Task goal: Every line of the records must be repeated exactly; pictures stay out.
>> START Material
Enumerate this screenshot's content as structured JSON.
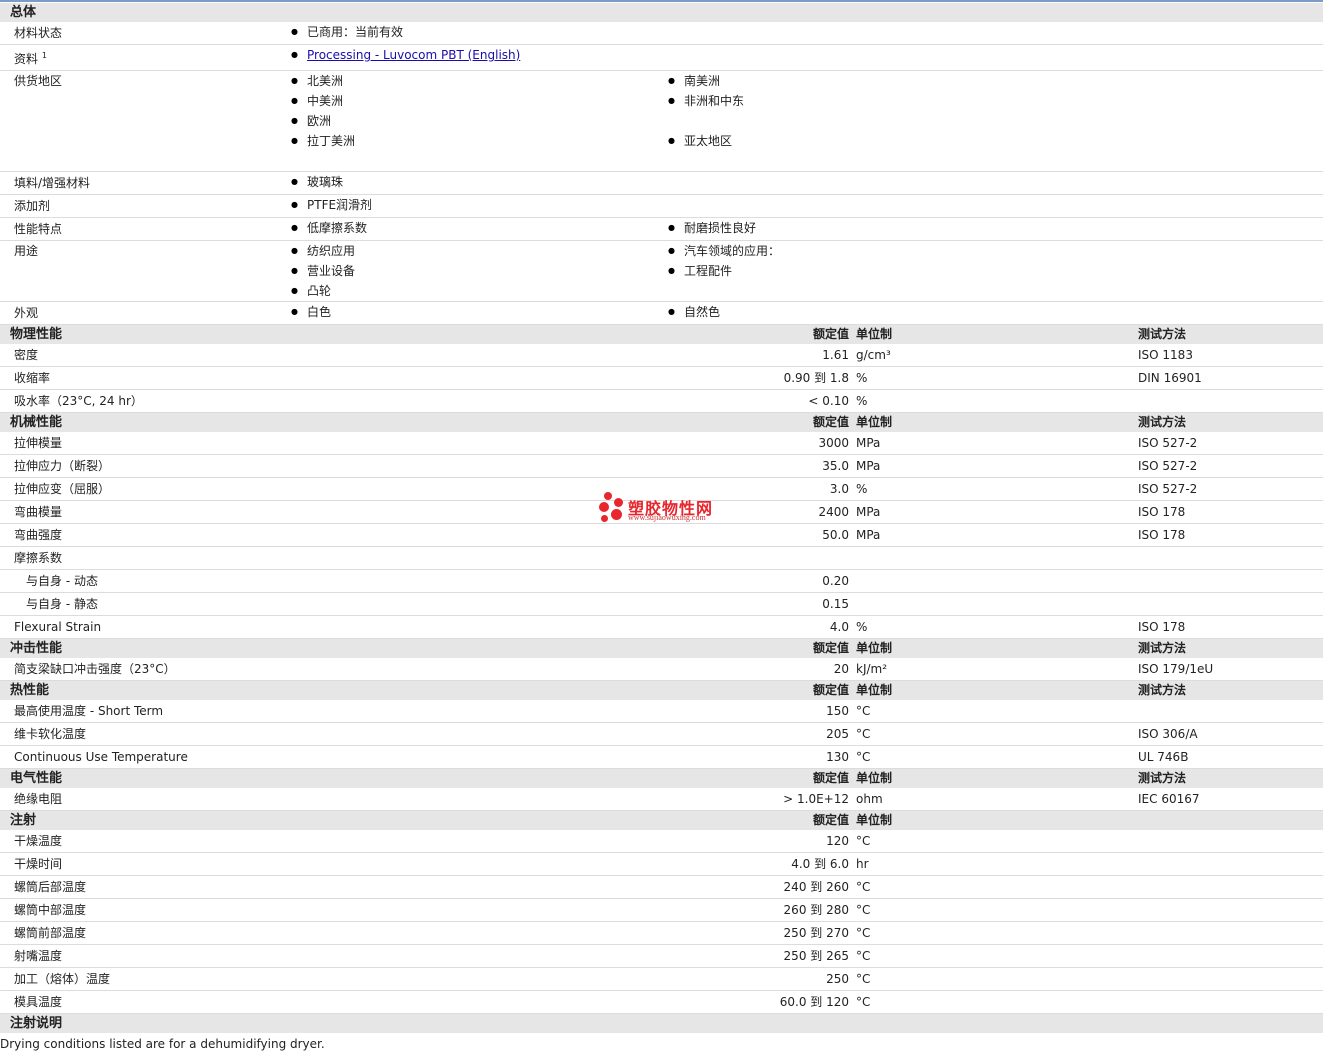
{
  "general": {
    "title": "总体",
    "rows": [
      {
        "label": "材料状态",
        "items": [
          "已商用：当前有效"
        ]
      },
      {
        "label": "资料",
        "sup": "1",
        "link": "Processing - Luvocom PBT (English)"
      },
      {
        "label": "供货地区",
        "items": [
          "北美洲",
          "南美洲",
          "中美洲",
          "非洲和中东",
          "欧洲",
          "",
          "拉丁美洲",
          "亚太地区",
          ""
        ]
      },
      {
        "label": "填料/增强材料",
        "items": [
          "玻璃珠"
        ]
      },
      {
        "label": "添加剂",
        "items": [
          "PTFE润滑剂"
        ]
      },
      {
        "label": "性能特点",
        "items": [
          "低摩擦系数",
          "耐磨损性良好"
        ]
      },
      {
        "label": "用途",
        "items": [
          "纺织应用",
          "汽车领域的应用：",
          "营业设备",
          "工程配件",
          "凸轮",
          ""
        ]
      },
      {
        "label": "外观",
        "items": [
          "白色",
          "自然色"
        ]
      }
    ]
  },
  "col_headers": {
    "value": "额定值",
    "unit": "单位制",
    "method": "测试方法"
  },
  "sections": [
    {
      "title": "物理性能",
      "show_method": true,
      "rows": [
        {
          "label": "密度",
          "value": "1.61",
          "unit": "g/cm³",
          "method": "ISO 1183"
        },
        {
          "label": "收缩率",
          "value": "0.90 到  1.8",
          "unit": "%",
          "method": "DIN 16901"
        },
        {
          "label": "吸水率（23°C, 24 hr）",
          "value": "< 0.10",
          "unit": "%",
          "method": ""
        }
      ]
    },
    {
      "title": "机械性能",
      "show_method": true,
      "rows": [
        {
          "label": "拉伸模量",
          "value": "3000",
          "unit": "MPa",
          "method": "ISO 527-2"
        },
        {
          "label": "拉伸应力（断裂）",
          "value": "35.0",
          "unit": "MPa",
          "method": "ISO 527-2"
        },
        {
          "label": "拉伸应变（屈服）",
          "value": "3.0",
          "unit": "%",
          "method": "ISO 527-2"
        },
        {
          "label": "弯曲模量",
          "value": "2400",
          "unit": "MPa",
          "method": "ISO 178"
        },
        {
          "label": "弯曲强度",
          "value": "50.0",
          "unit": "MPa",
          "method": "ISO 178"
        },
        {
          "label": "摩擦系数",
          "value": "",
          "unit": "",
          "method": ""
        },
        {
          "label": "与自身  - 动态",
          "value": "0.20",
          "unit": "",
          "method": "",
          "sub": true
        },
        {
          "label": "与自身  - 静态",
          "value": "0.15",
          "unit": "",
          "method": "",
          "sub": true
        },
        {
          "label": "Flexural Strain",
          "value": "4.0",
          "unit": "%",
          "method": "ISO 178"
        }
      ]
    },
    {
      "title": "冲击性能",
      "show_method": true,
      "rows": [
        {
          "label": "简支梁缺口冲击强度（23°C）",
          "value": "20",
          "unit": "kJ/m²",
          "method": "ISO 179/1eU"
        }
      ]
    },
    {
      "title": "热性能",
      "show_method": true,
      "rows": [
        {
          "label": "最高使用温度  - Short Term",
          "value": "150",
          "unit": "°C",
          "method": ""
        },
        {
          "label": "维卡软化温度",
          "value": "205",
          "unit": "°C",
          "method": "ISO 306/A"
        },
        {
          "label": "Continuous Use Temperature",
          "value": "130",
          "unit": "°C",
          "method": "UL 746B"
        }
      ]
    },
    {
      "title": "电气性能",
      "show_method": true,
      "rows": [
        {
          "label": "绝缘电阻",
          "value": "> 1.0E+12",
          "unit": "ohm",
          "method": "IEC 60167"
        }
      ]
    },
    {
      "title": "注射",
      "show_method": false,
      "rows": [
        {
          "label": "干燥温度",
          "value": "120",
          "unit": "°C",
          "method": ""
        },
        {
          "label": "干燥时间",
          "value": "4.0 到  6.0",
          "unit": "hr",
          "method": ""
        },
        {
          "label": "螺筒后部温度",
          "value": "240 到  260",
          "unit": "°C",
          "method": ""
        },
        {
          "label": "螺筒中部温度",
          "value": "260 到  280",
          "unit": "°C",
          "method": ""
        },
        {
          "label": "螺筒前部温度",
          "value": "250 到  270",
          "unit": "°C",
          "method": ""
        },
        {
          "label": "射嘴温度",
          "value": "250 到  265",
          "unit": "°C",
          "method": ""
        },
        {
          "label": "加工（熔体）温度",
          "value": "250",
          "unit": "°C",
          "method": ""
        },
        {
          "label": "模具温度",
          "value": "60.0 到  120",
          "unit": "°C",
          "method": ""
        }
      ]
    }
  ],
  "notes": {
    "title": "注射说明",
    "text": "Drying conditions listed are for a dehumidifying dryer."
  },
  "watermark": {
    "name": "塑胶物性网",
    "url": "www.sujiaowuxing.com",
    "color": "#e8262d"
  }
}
>> END Material
Exercise answer:
Enumerate this screenshot's content as structured JSON.
{
  "general": {
    "title": "总体",
    "rows": [
      {
        "label": "材料状态",
        "items": [
          "已商用：当前有效"
        ]
      },
      {
        "label": "资料",
        "sup": "1",
        "link": "Processing - Luvocom PBT (English)"
      },
      {
        "label": "供货地区",
        "items": [
          "北美洲",
          "南美洲",
          "中美洲",
          "非洲和中东",
          "欧洲",
          "",
          "拉丁美洲",
          "亚太地区",
          ""
        ]
      },
      {
        "label": "填料/增强材料",
        "items": [
          "玻璃珠"
        ]
      },
      {
        "label": "添加剂",
        "items": [
          "PTFE润滑剂"
        ]
      },
      {
        "label": "性能特点",
        "items": [
          "低摩擦系数",
          "耐磨损性良好"
        ]
      },
      {
        "label": "用途",
        "items": [
          "纺织应用",
          "汽车领域的应用：",
          "营业设备",
          "工程配件",
          "凸轮",
          ""
        ]
      },
      {
        "label": "外观",
        "items": [
          "白色",
          "自然色"
        ]
      }
    ]
  },
  "col_headers": {
    "value": "额定值",
    "unit": "单位制",
    "method": "测试方法"
  },
  "sections": [
    {
      "title": "物理性能",
      "show_method": true,
      "rows": [
        {
          "label": "密度",
          "value": "1.61",
          "unit": "g/cm³",
          "method": "ISO 1183"
        },
        {
          "label": "收缩率",
          "value": "0.90 到  1.8",
          "unit": "%",
          "method": "DIN 16901"
        },
        {
          "label": "吸水率（23°C, 24 hr）",
          "value": "< 0.10",
          "unit": "%",
          "method": ""
        }
      ]
    },
    {
      "title": "机械性能",
      "show_method": true,
      "rows": [
        {
          "label": "拉伸模量",
          "value": "3000",
          "unit": "MPa",
          "method": "ISO 527-2"
        },
        {
          "label": "拉伸应力（断裂）",
          "value": "35.0",
          "unit": "MPa",
          "method": "ISO 527-2"
        },
        {
          "label": "拉伸应变（屈服）",
          "value": "3.0",
          "unit": "%",
          "method": "ISO 527-2"
        },
        {
          "label": "弯曲模量",
          "value": "2400",
          "unit": "MPa",
          "method": "ISO 178"
        },
        {
          "label": "弯曲强度",
          "value": "50.0",
          "unit": "MPa",
          "method": "ISO 178"
        },
        {
          "label": "摩擦系数",
          "value": "",
          "unit": "",
          "method": ""
        },
        {
          "label": "与自身  - 动态",
          "value": "0.20",
          "unit": "",
          "method": "",
          "sub": true
        },
        {
          "label": "与自身  - 静态",
          "value": "0.15",
          "unit": "",
          "method": "",
          "sub": true
        },
        {
          "label": "Flexural Strain",
          "value": "4.0",
          "unit": "%",
          "method": "ISO 178"
        }
      ]
    },
    {
      "title": "冲击性能",
      "show_method": true,
      "rows": [
        {
          "label": "简支梁缺口冲击强度（23°C）",
          "value": "20",
          "unit": "kJ/m²",
          "method": "ISO 179/1eU"
        }
      ]
    },
    {
      "title": "热性能",
      "show_method": true,
      "rows": [
        {
          "label": "最高使用温度  - Short Term",
          "value": "150",
          "unit": "°C",
          "method": ""
        },
        {
          "label": "维卡软化温度",
          "value": "205",
          "unit": "°C",
          "method": "ISO 306/A"
        },
        {
          "label": "Continuous Use Temperature",
          "value": "130",
          "unit": "°C",
          "method": "UL 746B"
        }
      ]
    },
    {
      "title": "电气性能",
      "show_method": true,
      "rows": [
        {
          "label": "绝缘电阻",
          "value": "> 1.0E+12",
          "unit": "ohm",
          "method": "IEC 60167"
        }
      ]
    },
    {
      "title": "注射",
      "show_method": false,
      "rows": [
        {
          "label": "干燥温度",
          "value": "120",
          "unit": "°C",
          "method": ""
        },
        {
          "label": "干燥时间",
          "value": "4.0 到  6.0",
          "unit": "hr",
          "method": ""
        },
        {
          "label": "螺筒后部温度",
          "value": "240 到  260",
          "unit": "°C",
          "method": ""
        },
        {
          "label": "螺筒中部温度",
          "value": "260 到  280",
          "unit": "°C",
          "method": ""
        },
        {
          "label": "螺筒前部温度",
          "value": "250 到  270",
          "unit": "°C",
          "method": ""
        },
        {
          "label": "射嘴温度",
          "value": "250 到  265",
          "unit": "°C",
          "method": ""
        },
        {
          "label": "加工（熔体）温度",
          "value": "250",
          "unit": "°C",
          "method": ""
        },
        {
          "label": "模具温度",
          "value": "60.0 到  120",
          "unit": "°C",
          "method": ""
        }
      ]
    }
  ],
  "notes": {
    "title": "注射说明",
    "text": "Drying conditions listed are for a dehumidifying dryer."
  },
  "watermark": {
    "name": "塑胶物性网",
    "url": "www.sujiaowuxing.com",
    "color": "#e8262d"
  }
}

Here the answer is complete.